Given task:
Report how many lines below contain the word "study". Give only the number.

— START Records for the task —

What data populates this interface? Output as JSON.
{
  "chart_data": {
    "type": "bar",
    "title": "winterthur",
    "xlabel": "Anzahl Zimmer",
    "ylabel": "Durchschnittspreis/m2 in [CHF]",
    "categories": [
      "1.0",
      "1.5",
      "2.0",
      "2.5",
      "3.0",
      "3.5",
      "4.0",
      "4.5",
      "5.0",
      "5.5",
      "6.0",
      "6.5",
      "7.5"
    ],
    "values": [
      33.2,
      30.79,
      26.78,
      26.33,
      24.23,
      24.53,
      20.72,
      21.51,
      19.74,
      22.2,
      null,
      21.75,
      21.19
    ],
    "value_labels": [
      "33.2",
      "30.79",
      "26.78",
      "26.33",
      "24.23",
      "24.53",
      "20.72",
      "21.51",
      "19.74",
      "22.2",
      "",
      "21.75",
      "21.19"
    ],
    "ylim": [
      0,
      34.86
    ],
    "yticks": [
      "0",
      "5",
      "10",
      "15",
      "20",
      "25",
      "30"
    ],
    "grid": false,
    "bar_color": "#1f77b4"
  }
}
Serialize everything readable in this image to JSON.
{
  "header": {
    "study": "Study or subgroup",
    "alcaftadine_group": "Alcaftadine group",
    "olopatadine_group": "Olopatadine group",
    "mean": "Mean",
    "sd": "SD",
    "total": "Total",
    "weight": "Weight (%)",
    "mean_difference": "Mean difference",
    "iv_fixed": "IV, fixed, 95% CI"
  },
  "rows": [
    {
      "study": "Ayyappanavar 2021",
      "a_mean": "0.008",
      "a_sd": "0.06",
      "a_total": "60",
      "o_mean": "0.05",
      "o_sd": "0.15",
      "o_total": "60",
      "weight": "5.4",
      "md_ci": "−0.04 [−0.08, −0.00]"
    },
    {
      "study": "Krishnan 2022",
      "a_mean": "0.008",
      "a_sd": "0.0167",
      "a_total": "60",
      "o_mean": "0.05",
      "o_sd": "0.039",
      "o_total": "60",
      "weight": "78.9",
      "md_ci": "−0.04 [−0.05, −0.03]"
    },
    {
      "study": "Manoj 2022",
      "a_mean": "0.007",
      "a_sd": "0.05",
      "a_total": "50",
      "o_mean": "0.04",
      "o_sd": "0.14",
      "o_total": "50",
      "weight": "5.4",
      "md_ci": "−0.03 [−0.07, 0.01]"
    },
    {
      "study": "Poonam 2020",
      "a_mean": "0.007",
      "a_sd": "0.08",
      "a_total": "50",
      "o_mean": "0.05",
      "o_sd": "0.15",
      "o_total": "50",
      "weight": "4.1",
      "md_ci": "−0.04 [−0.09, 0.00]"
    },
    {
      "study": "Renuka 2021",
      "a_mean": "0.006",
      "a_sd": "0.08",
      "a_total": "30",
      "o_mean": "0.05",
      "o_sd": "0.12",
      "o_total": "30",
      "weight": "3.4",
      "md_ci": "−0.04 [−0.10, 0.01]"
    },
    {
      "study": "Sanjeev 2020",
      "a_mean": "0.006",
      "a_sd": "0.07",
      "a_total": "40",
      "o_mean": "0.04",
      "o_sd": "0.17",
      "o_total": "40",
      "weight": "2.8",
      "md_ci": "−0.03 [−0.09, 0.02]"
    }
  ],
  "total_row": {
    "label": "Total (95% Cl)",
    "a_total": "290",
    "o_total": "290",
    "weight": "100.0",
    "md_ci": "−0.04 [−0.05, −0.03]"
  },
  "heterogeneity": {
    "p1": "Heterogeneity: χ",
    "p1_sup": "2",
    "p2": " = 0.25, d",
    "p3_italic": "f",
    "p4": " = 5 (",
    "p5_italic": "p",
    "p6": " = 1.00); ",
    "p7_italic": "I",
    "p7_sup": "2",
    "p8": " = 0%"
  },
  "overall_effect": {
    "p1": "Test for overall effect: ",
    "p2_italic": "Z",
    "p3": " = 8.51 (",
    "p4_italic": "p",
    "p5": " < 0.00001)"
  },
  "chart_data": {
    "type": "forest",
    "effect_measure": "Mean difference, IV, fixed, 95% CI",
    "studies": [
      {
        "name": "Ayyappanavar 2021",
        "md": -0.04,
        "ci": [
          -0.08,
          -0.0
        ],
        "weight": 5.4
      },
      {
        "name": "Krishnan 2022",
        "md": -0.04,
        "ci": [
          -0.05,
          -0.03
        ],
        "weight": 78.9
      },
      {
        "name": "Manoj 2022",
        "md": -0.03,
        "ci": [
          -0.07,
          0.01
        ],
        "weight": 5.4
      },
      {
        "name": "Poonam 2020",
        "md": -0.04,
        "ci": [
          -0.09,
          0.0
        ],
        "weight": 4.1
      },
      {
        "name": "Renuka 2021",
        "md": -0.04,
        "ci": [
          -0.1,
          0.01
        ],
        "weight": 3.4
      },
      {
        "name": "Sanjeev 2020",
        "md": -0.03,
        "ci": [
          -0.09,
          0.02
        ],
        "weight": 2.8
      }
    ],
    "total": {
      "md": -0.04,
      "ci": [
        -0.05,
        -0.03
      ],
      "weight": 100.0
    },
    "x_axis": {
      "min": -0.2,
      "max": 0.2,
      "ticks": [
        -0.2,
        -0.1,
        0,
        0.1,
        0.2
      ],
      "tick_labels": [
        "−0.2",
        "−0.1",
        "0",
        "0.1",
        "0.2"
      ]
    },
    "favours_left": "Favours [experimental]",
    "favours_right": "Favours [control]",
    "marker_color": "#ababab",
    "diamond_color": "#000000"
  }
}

— END Records for the task —

Result for this exercise:
7